Stored records
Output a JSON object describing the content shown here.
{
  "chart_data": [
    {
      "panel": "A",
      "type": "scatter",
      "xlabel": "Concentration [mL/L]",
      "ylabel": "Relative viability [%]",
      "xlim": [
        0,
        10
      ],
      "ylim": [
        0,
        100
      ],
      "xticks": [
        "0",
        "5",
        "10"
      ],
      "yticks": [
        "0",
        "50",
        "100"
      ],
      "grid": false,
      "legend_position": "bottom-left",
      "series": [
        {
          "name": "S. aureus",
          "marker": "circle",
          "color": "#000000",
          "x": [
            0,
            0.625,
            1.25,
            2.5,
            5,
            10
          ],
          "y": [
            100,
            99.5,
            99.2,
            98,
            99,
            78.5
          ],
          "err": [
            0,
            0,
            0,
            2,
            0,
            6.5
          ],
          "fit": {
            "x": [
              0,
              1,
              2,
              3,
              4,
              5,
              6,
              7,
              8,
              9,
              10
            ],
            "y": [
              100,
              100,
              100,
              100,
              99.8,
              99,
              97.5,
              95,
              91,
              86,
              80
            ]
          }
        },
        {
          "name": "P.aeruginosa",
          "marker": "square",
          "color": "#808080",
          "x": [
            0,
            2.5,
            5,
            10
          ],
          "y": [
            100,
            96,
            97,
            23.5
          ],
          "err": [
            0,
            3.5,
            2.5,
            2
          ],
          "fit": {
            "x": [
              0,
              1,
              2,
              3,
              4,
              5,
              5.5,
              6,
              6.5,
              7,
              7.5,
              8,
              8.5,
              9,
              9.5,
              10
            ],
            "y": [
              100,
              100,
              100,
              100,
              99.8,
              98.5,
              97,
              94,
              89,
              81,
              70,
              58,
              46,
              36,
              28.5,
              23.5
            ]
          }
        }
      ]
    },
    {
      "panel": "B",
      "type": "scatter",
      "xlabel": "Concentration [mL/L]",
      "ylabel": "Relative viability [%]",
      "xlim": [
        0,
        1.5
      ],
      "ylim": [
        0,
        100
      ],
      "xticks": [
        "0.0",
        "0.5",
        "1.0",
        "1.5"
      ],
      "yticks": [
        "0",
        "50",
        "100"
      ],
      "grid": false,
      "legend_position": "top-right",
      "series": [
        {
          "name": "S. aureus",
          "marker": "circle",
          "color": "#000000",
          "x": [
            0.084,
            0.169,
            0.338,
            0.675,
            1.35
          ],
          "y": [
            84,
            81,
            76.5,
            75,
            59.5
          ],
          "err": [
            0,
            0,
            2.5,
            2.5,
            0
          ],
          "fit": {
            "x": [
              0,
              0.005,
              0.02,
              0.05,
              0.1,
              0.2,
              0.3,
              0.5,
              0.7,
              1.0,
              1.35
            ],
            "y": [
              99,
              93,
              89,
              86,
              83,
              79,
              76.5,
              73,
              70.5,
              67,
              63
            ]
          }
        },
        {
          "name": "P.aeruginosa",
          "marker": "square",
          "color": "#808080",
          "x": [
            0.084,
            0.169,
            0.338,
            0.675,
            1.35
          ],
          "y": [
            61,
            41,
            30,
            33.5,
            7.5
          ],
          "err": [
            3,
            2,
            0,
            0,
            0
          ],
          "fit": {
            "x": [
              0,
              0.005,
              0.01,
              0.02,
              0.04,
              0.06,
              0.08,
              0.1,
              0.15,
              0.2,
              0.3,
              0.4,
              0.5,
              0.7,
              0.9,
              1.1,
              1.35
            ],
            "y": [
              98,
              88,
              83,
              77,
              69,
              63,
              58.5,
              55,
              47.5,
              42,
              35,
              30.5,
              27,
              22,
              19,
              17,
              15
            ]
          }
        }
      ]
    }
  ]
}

== Instructions to follow ==
Recopy the entries above exactly, with every line included.

== Completed exercise ==
Output a JSON object describing the content shown here.
{
  "chart_data": [
    {
      "panel": "A",
      "type": "scatter",
      "xlabel": "Concentration [mL/L]",
      "ylabel": "Relative viability [%]",
      "xlim": [
        0,
        10
      ],
      "ylim": [
        0,
        100
      ],
      "xticks": [
        "0",
        "5",
        "10"
      ],
      "yticks": [
        "0",
        "50",
        "100"
      ],
      "grid": false,
      "legend_position": "bottom-left",
      "series": [
        {
          "name": "S. aureus",
          "marker": "circle",
          "color": "#000000",
          "x": [
            0,
            0.625,
            1.25,
            2.5,
            5,
            10
          ],
          "y": [
            100,
            99.5,
            99.2,
            98,
            99,
            78.5
          ],
          "err": [
            0,
            0,
            0,
            2,
            0,
            6.5
          ],
          "fit": {
            "x": [
              0,
              1,
              2,
              3,
              4,
              5,
              6,
              7,
              8,
              9,
              10
            ],
            "y": [
              100,
              100,
              100,
              100,
              99.8,
              99,
              97.5,
              95,
              91,
              86,
              80
            ]
          }
        },
        {
          "name": "P.aeruginosa",
          "marker": "square",
          "color": "#808080",
          "x": [
            0,
            2.5,
            5,
            10
          ],
          "y": [
            100,
            96,
            97,
            23.5
          ],
          "err": [
            0,
            3.5,
            2.5,
            2
          ],
          "fit": {
            "x": [
              0,
              1,
              2,
              3,
              4,
              5,
              5.5,
              6,
              6.5,
              7,
              7.5,
              8,
              8.5,
              9,
              9.5,
              10
            ],
            "y": [
              100,
              100,
              100,
              100,
              99.8,
              98.5,
              97,
              94,
              89,
              81,
              70,
              58,
              46,
              36,
              28.5,
              23.5
            ]
          }
        }
      ]
    },
    {
      "panel": "B",
      "type": "scatter",
      "xlabel": "Concentration [mL/L]",
      "ylabel": "Relative viability [%]",
      "xlim": [
        0,
        1.5
      ],
      "ylim": [
        0,
        100
      ],
      "xticks": [
        "0.0",
        "0.5",
        "1.0",
        "1.5"
      ],
      "yticks": [
        "0",
        "50",
        "100"
      ],
      "grid": false,
      "legend_position": "top-right",
      "series": [
        {
          "name": "S. aureus",
          "marker": "circle",
          "color": "#000000",
          "x": [
            0.084,
            0.169,
            0.338,
            0.675,
            1.35
          ],
          "y": [
            84,
            81,
            76.5,
            75,
            59.5
          ],
          "err": [
            0,
            0,
            2.5,
            2.5,
            0
          ],
          "fit": {
            "x": [
              0,
              0.005,
              0.02,
              0.05,
              0.1,
              0.2,
              0.3,
              0.5,
              0.7,
              1.0,
              1.35
            ],
            "y": [
              99,
              93,
              89,
              86,
              83,
              79,
              76.5,
              73,
              70.5,
              67,
              63
            ]
          }
        },
        {
          "name": "P.aeruginosa",
          "marker": "square",
          "color": "#808080",
          "x": [
            0.084,
            0.169,
            0.338,
            0.675,
            1.35
          ],
          "y": [
            61,
            41,
            30,
            33.5,
            7.5
          ],
          "err": [
            3,
            2,
            0,
            0,
            0
          ],
          "fit": {
            "x": [
              0,
              0.005,
              0.01,
              0.02,
              0.04,
              0.06,
              0.08,
              0.1,
              0.15,
              0.2,
              0.3,
              0.4,
              0.5,
              0.7,
              0.9,
              1.1,
              1.35
            ],
            "y": [
              98,
              88,
              83,
              77,
              69,
              63,
              58.5,
              55,
              47.5,
              42,
              35,
              30.5,
              27,
              22,
              19,
              17,
              15
            ]
          }
        }
      ]
    }
  ]
}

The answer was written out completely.